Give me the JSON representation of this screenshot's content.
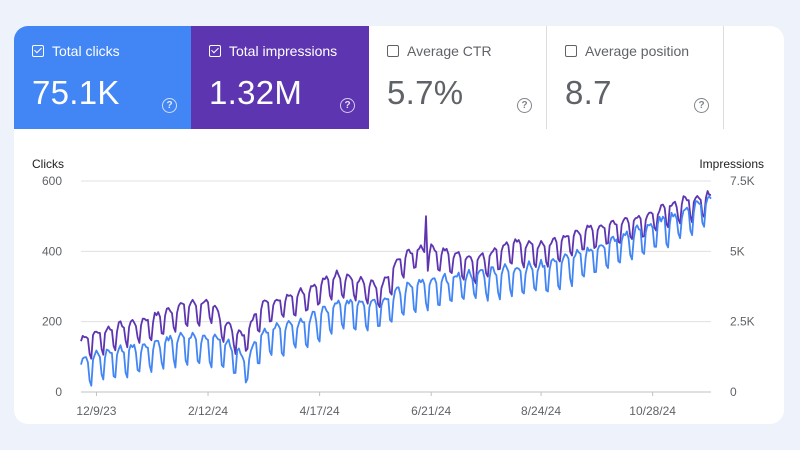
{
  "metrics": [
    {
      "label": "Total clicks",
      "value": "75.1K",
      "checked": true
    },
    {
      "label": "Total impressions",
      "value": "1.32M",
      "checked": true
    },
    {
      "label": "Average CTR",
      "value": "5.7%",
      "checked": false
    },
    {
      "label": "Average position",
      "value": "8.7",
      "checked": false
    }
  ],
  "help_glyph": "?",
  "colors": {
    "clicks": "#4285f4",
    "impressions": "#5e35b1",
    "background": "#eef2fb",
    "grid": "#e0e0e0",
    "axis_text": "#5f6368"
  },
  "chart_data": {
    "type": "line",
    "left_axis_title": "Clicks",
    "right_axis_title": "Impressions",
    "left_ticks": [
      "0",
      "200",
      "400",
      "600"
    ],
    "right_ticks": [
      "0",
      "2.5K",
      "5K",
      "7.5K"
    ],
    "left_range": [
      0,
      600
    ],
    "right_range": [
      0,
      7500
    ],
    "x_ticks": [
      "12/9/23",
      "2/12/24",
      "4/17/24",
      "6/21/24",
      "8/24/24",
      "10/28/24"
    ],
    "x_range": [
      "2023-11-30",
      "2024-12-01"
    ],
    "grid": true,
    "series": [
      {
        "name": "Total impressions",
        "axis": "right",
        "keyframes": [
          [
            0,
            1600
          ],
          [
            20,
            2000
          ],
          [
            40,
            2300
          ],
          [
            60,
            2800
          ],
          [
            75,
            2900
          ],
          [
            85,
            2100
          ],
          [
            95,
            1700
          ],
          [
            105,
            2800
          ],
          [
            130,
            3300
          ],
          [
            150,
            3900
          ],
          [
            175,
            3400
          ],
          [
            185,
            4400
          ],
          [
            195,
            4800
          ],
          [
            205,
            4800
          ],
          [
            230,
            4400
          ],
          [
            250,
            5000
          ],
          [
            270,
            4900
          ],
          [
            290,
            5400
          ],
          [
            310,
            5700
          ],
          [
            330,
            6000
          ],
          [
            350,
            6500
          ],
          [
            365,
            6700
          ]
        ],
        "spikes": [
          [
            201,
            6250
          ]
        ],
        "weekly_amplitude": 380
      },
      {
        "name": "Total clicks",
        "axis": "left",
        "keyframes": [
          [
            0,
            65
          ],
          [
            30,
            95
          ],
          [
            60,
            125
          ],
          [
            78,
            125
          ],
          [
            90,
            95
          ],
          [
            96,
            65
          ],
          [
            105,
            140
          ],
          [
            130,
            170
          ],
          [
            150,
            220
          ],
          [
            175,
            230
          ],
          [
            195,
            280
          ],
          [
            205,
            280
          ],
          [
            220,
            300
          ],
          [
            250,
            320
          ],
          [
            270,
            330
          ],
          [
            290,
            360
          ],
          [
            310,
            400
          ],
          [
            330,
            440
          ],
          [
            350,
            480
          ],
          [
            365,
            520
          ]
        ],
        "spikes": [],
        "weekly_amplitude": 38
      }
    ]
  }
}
...
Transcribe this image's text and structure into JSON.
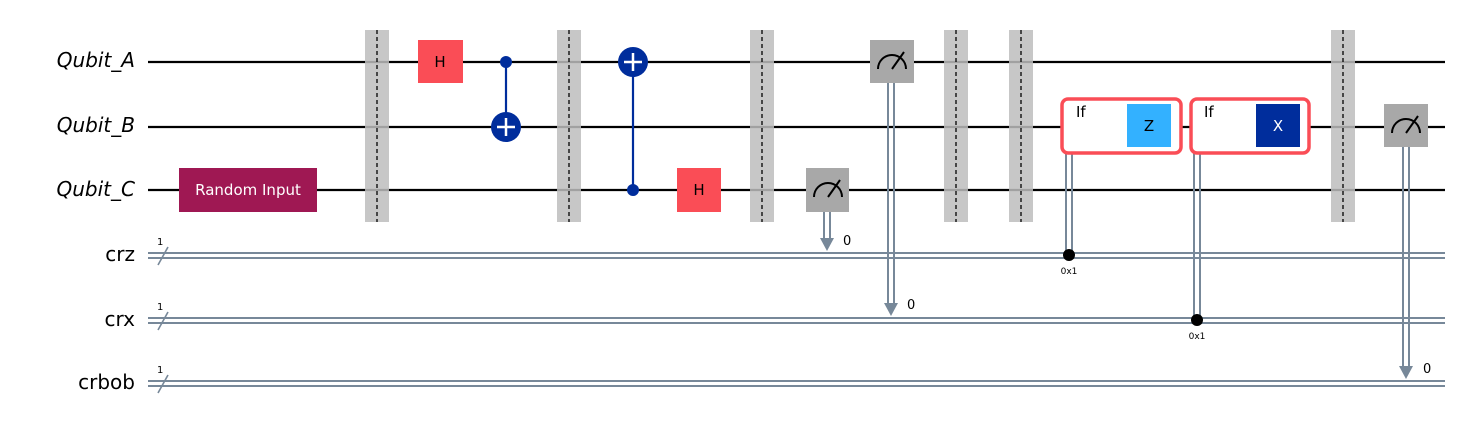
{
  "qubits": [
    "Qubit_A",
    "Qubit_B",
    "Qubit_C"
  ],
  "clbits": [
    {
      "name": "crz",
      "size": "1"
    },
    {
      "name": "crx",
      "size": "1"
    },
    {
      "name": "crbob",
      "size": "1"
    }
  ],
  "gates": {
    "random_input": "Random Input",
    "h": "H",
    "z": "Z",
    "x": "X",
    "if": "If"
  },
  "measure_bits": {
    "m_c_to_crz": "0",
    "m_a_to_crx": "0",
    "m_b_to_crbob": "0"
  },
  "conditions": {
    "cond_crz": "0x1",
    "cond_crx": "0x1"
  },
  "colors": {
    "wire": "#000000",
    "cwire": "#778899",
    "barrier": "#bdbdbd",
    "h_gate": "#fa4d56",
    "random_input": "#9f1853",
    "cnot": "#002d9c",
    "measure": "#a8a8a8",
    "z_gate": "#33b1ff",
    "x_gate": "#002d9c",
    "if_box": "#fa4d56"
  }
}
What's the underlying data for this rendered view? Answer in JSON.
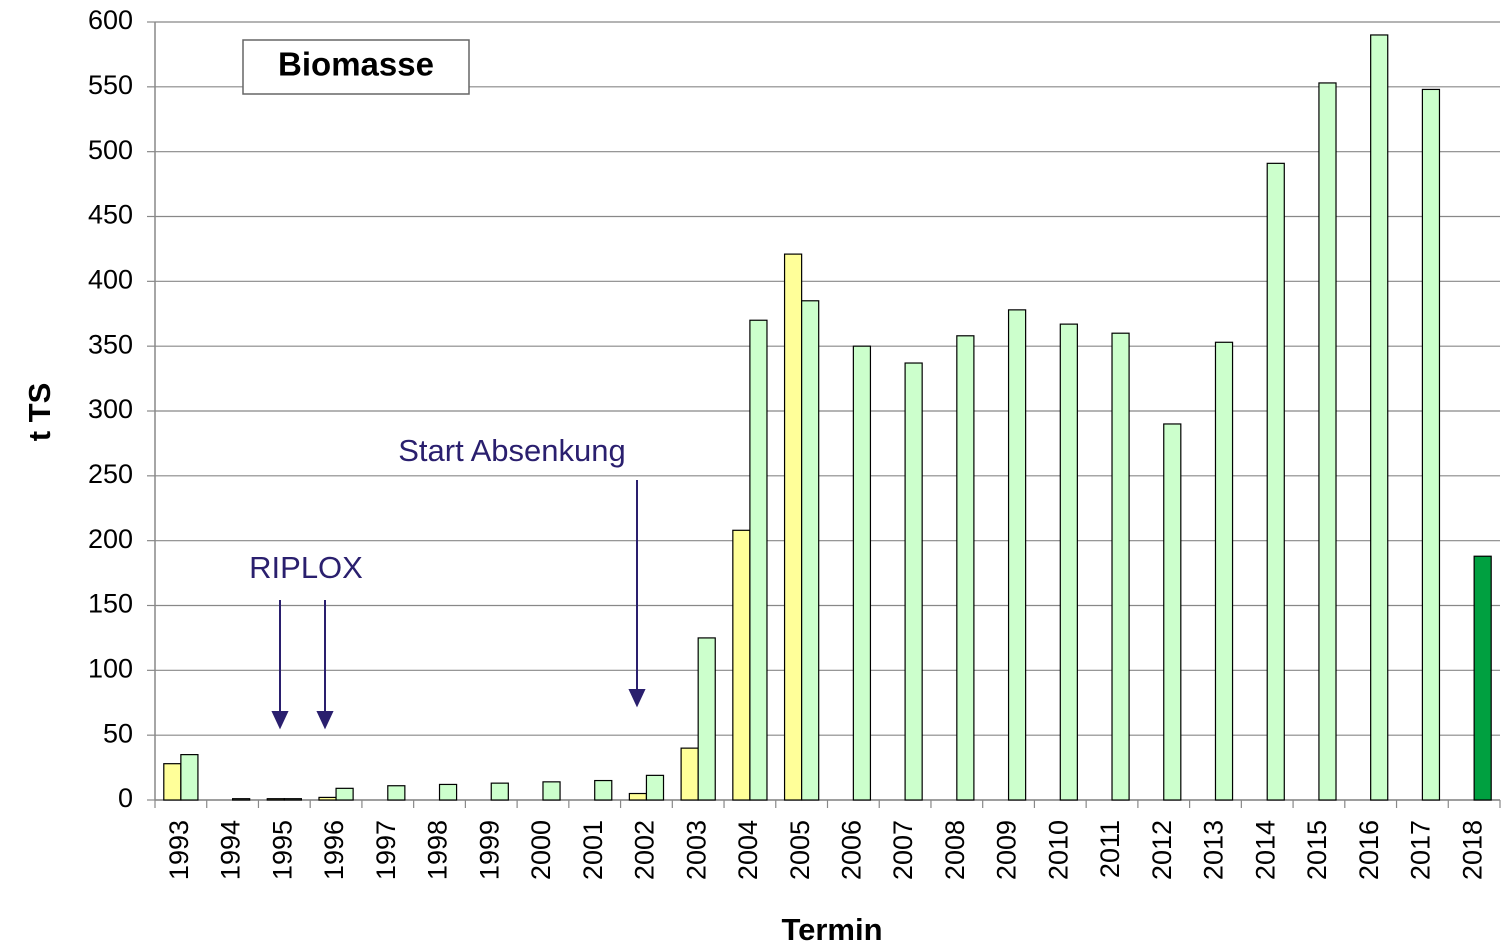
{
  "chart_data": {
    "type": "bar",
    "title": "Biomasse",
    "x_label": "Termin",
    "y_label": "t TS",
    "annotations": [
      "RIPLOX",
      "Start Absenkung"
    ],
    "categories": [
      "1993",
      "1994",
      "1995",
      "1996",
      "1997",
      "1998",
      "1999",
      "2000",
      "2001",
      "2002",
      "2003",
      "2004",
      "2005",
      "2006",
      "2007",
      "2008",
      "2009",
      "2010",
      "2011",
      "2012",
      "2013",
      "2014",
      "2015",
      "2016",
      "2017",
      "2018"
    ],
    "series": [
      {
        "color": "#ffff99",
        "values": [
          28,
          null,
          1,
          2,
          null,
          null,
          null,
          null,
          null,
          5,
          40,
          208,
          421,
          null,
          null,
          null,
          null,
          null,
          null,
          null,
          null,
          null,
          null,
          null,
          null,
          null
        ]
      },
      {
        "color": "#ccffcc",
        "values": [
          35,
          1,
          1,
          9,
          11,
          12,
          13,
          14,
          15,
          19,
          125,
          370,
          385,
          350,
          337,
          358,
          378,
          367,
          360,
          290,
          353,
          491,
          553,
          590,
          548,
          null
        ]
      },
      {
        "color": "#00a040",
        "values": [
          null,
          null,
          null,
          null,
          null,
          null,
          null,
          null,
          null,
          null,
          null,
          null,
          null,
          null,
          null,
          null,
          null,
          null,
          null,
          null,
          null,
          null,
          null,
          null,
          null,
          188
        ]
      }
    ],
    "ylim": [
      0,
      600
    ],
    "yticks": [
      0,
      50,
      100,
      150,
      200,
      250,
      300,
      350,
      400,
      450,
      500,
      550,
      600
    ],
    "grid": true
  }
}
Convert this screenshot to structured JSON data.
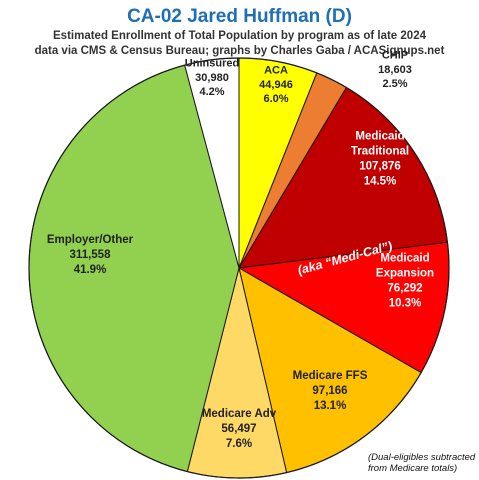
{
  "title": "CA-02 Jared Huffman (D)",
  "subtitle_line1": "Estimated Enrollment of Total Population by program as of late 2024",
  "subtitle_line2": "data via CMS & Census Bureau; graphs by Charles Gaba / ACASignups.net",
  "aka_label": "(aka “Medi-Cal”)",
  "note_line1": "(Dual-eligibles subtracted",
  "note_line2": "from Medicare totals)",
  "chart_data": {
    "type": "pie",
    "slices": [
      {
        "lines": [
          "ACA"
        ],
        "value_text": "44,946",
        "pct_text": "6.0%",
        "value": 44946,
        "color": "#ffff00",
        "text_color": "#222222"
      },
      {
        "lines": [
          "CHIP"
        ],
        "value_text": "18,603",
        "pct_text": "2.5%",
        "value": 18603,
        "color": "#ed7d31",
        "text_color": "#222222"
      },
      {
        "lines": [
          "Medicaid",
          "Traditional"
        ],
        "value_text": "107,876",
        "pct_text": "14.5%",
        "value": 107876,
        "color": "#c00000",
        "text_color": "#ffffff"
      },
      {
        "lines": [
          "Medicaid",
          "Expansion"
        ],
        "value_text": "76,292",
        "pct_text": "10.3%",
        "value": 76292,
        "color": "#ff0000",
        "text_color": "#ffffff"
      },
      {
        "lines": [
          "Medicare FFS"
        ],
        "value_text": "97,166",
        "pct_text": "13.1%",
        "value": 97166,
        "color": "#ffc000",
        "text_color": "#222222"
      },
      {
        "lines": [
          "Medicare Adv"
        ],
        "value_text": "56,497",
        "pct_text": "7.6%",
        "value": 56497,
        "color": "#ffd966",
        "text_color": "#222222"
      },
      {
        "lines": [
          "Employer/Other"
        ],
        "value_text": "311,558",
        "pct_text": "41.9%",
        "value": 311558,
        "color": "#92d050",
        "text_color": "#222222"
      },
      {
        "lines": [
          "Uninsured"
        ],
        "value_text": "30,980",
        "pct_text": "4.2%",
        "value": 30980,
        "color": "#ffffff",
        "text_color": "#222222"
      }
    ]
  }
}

> [What needs to be done]: Scan the lines for the string "screenshot". Pick out every line that has it.

> [Answer below]:
Give me the JSON representation of this screenshot's content.
Convert this screenshot to structured JSON data.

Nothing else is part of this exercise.